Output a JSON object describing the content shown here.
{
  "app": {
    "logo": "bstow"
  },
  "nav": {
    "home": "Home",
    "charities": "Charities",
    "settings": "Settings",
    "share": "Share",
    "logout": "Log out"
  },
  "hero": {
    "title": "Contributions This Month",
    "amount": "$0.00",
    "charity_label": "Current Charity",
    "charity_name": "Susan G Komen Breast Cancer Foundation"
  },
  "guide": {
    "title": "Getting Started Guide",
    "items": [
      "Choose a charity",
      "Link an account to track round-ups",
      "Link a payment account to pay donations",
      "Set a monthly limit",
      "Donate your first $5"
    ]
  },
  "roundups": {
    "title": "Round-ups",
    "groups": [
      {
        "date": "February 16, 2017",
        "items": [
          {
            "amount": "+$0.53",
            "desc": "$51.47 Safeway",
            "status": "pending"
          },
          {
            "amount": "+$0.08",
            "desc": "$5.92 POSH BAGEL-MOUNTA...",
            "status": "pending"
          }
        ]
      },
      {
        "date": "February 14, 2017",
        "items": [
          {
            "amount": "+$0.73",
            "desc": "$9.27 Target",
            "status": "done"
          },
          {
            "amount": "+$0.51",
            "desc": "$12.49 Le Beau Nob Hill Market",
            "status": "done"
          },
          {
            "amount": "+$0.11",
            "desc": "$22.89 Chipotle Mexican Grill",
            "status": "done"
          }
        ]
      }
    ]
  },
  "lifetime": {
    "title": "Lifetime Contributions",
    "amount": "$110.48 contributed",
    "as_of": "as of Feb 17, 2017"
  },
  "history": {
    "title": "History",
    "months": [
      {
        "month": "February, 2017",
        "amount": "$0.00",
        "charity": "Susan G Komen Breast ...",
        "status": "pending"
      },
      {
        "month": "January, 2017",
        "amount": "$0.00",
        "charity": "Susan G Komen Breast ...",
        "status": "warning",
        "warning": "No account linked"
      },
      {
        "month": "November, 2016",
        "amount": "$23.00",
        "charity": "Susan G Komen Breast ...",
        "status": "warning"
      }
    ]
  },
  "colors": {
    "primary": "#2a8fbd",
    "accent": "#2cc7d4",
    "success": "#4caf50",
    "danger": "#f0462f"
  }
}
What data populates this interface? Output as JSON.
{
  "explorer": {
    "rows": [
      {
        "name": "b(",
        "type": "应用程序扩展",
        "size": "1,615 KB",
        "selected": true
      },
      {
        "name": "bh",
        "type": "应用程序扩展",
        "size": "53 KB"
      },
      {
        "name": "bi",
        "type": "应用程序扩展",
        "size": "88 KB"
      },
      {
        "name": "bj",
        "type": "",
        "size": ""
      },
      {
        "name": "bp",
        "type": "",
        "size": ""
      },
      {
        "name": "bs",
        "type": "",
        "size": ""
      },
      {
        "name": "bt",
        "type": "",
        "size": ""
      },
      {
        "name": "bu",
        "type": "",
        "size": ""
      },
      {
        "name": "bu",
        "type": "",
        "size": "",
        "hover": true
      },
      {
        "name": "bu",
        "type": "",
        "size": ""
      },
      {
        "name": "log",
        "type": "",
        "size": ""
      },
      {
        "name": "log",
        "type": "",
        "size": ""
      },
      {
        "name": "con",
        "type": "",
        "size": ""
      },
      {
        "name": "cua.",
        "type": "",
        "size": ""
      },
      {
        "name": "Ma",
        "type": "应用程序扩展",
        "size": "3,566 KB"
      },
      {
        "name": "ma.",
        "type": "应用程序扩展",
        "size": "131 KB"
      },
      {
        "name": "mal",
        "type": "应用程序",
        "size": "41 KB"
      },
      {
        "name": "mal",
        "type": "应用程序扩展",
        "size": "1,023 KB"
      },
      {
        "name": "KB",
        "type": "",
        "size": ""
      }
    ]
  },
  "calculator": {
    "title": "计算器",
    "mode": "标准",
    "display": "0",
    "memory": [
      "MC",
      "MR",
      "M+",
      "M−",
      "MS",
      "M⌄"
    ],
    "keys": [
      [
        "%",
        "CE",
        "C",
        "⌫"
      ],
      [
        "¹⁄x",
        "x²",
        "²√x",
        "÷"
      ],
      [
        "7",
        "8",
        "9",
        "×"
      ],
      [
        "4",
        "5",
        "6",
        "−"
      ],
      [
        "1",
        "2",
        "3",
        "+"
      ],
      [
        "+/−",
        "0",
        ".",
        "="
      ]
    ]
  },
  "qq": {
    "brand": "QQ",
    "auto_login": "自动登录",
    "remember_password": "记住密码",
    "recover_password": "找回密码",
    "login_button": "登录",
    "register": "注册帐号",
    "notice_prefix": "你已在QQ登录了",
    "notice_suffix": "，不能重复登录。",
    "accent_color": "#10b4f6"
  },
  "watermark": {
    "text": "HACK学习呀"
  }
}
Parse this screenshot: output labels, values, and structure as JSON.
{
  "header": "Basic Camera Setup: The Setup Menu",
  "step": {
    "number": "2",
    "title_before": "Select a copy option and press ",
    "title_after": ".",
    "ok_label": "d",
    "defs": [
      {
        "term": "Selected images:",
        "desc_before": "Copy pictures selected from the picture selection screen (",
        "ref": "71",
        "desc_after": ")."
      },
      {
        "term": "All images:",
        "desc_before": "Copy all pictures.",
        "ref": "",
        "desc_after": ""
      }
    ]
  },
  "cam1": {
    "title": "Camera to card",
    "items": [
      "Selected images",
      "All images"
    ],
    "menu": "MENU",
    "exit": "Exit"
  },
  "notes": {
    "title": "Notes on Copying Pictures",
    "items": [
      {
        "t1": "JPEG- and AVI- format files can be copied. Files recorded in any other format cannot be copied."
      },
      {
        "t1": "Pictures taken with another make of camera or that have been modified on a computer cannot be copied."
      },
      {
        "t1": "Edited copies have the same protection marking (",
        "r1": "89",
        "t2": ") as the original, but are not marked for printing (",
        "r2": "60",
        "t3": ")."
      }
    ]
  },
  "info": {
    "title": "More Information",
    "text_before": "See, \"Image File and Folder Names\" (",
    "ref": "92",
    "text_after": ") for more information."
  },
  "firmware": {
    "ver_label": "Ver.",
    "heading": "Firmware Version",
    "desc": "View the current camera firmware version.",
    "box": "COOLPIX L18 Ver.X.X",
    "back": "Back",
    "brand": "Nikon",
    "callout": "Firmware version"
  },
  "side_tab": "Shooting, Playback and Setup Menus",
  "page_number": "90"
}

• **Do this**:
Using the data above, repeat every line exactly.

• **Output of the task**:
Output a JSON object describing the content shown here.
{
  "app": {
    "logo": "bstow"
  },
  "nav": {
    "home": "Home",
    "charities": "Charities",
    "settings": "Settings",
    "share": "Share",
    "logout": "Log out"
  },
  "hero": {
    "title": "Contributions This Month",
    "amount": "$0.00",
    "charity_label": "Current Charity",
    "charity_name": "Susan G Komen Breast Cancer Foundation"
  },
  "guide": {
    "title": "Getting Started Guide",
    "items": [
      "Choose a charity",
      "Link an account to track round-ups",
      "Link a payment account to pay donations",
      "Set a monthly limit",
      "Donate your first $5"
    ]
  },
  "roundups": {
    "title": "Round-ups",
    "groups": [
      {
        "date": "February 16, 2017",
        "items": [
          {
            "amount": "+$0.53",
            "desc": "$51.47 Safeway",
            "status": "pending"
          },
          {
            "amount": "+$0.08",
            "desc": "$5.92 POSH BAGEL-MOUNTA...",
            "status": "pending"
          }
        ]
      },
      {
        "date": "February 14, 2017",
        "items": [
          {
            "amount": "+$0.73",
            "desc": "$9.27 Target",
            "status": "done"
          },
          {
            "amount": "+$0.51",
            "desc": "$12.49 Le Beau Nob Hill Market",
            "status": "done"
          },
          {
            "amount": "+$0.11",
            "desc": "$22.89 Chipotle Mexican Grill",
            "status": "done"
          }
        ]
      }
    ]
  },
  "lifetime": {
    "title": "Lifetime Contributions",
    "amount": "$110.48 contributed",
    "as_of": "as of Feb 17, 2017"
  },
  "history": {
    "title": "History",
    "months": [
      {
        "month": "February, 2017",
        "amount": "$0.00",
        "charity": "Susan G Komen Breast ...",
        "status": "pending"
      },
      {
        "month": "January, 2017",
        "amount": "$0.00",
        "charity": "Susan G Komen Breast ...",
        "status": "warning",
        "warning": "No account linked"
      },
      {
        "month": "November, 2016",
        "amount": "$23.00",
        "charity": "Susan G Komen Breast ...",
        "status": "warning"
      }
    ]
  },
  "colors": {
    "primary": "#2a8fbd",
    "accent": "#2cc7d4",
    "success": "#4caf50",
    "danger": "#f0462f"
  }
}
What data populates this interface? Output as JSON.
{
  "explorer": {
    "rows": [
      {
        "name": "b(",
        "type": "应用程序扩展",
        "size": "1,615 KB",
        "selected": true
      },
      {
        "name": "bh",
        "type": "应用程序扩展",
        "size": "53 KB"
      },
      {
        "name": "bi",
        "type": "应用程序扩展",
        "size": "88 KB"
      },
      {
        "name": "bj",
        "type": "",
        "size": ""
      },
      {
        "name": "bp",
        "type": "",
        "size": ""
      },
      {
        "name": "bs",
        "type": "",
        "size": ""
      },
      {
        "name": "bt",
        "type": "",
        "size": ""
      },
      {
        "name": "bu",
        "type": "",
        "size": ""
      },
      {
        "name": "bu",
        "type": "",
        "size": "",
        "hover": true
      },
      {
        "name": "bu",
        "type": "",
        "size": ""
      },
      {
        "name": "log",
        "type": "",
        "size": ""
      },
      {
        "name": "log",
        "type": "",
        "size": ""
      },
      {
        "name": "con",
        "type": "",
        "size": ""
      },
      {
        "name": "cua.",
        "type": "",
        "size": ""
      },
      {
        "name": "Ma",
        "type": "应用程序扩展",
        "size": "3,566 KB"
      },
      {
        "name": "ma.",
        "type": "应用程序扩展",
        "size": "131 KB"
      },
      {
        "name": "mal",
        "type": "应用程序",
        "size": "41 KB"
      },
      {
        "name": "mal",
        "type": "应用程序扩展",
        "size": "1,023 KB"
      },
      {
        "name": "KB",
        "type": "",
        "size": ""
      }
    ]
  },
  "calculator": {
    "title": "计算器",
    "mode": "标准",
    "display": "0",
    "memory": [
      "MC",
      "MR",
      "M+",
      "M−",
      "MS",
      "M⌄"
    ],
    "keys": [
      [
        "%",
        "CE",
        "C",
        "⌫"
      ],
      [
        "¹⁄x",
        "x²",
        "²√x",
        "÷"
      ],
      [
        "7",
        "8",
        "9",
        "×"
      ],
      [
        "4",
        "5",
        "6",
        "−"
      ],
      [
        "1",
        "2",
        "3",
        "+"
      ],
      [
        "+/−",
        "0",
        ".",
        "="
      ]
    ]
  },
  "qq": {
    "brand": "QQ",
    "auto_login": "自动登录",
    "remember_password": "记住密码",
    "recover_password": "找回密码",
    "login_button": "登录",
    "register": "注册帐号",
    "notice_prefix": "你已在QQ登录了",
    "notice_suffix": "，不能重复登录。",
    "accent_color": "#10b4f6"
  },
  "watermark": {
    "text": "HACK学习呀"
  }
}
Parse this screenshot: output labels, values, and structure as JSON.
{
  "header": "Basic Camera Setup: The Setup Menu",
  "step": {
    "number": "2",
    "title_before": "Select a copy option and press ",
    "title_after": ".",
    "ok_label": "d",
    "defs": [
      {
        "term": "Selected images:",
        "desc_before": "Copy pictures selected from the picture selection screen (",
        "ref": "71",
        "desc_after": ")."
      },
      {
        "term": "All images:",
        "desc_before": "Copy all pictures.",
        "ref": "",
        "desc_after": ""
      }
    ]
  },
  "cam1": {
    "title": "Camera to card",
    "items": [
      "Selected images",
      "All images"
    ],
    "menu": "MENU",
    "exit": "Exit"
  },
  "notes": {
    "title": "Notes on Copying Pictures",
    "items": [
      {
        "t1": "JPEG- and AVI- format files can be copied. Files recorded in any other format cannot be copied."
      },
      {
        "t1": "Pictures taken with another make of camera or that have been modified on a computer cannot be copied."
      },
      {
        "t1": "Edited copies have the same protection marking (",
        "r1": "89",
        "t2": ") as the original, but are not marked for printing (",
        "r2": "60",
        "t3": ")."
      }
    ]
  },
  "info": {
    "title": "More Information",
    "text_before": "See, \"Image File and Folder Names\" (",
    "ref": "92",
    "text_after": ") for more information."
  },
  "firmware": {
    "ver_label": "Ver.",
    "heading": "Firmware Version",
    "desc": "View the current camera firmware version.",
    "box": "COOLPIX L18 Ver.X.X",
    "back": "Back",
    "brand": "Nikon",
    "callout": "Firmware version"
  },
  "side_tab": "Shooting, Playback and Setup Menus",
  "page_number": "90"
}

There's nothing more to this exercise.